──────── Exercise input ────────
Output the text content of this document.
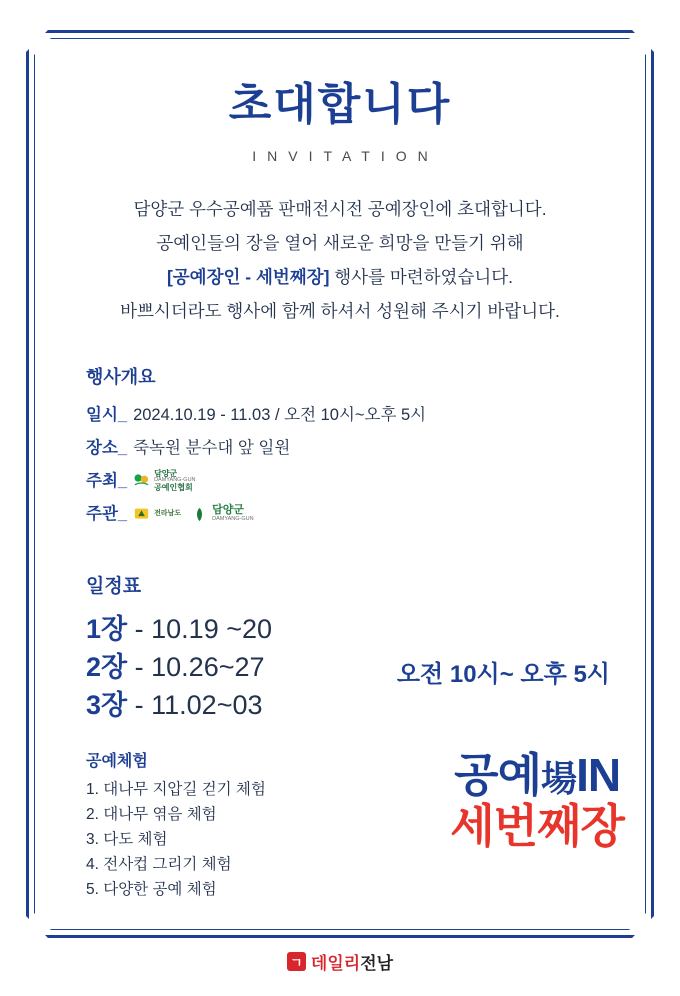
초대합니다
INVITATION
담양군 우수공예품 판매전시전 공예장인에 초대합니다.
공예인들의 장을 열어 새로운 희망을 만들기 위해
[공예장인 - 세번째장] 행사를 마련하였습니다.
바쁘시더라도 행사에 함께 하셔서 성원해 주시기 바랍니다.
행사개요
일시_ 2024.10.19 - 11.03 / 오전 10시~오후 5시
장소_ 죽녹원 분수대 앞 일원
주최_	담양군
DAMYANG-GUN
공예인협회
주관_	전라남도	담양군
DAMYANG-GUN
일정표
1장 - 10.19 ~20
2장 - 10.26~27
3장 - 11.02~03
오전 10시~ 오후 5시
공예체험
1. 대나무 지압길 걷기 체험
2. 대나무 엮음 체험
3. 다도 체험
4. 전사컵 그리기 체험
5. 다양한 공예 체험
공예場IN
세번째장
ㄱ 데일리전남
────────
Job:
Take the data above and repeat it exactly, leaving each picture out.

Answer for the task:
Output the text content of this document.
초대합니다
INVITATION
담양군 우수공예품 판매전시전 공예장인에 초대합니다.
공예인들의 장을 열어 새로운 희망을 만들기 위해
[공예장인 - 세번째장] 행사를 마련하였습니다.
바쁘시더라도 행사에 함께 하셔서 성원해 주시기 바랍니다.
행사개요
일시_ 2024.10.19 - 11.03 / 오전 10시~오후 5시
장소_ 죽녹원 분수대 앞 일원
주최_	담양군
DAMYANG-GUN
공예인협회
주관_	전라남도	담양군
DAMYANG-GUN
일정표
1장 - 10.19 ~20
2장 - 10.26~27
3장 - 11.02~03
오전 10시~ 오후 5시
공예체험
1. 대나무 지압길 걷기 체험
2. 대나무 엮음 체험
3. 다도 체험
4. 전사컵 그리기 체험
5. 다양한 공예 체험
공예場IN
세번째장
ㄱ 데일리전남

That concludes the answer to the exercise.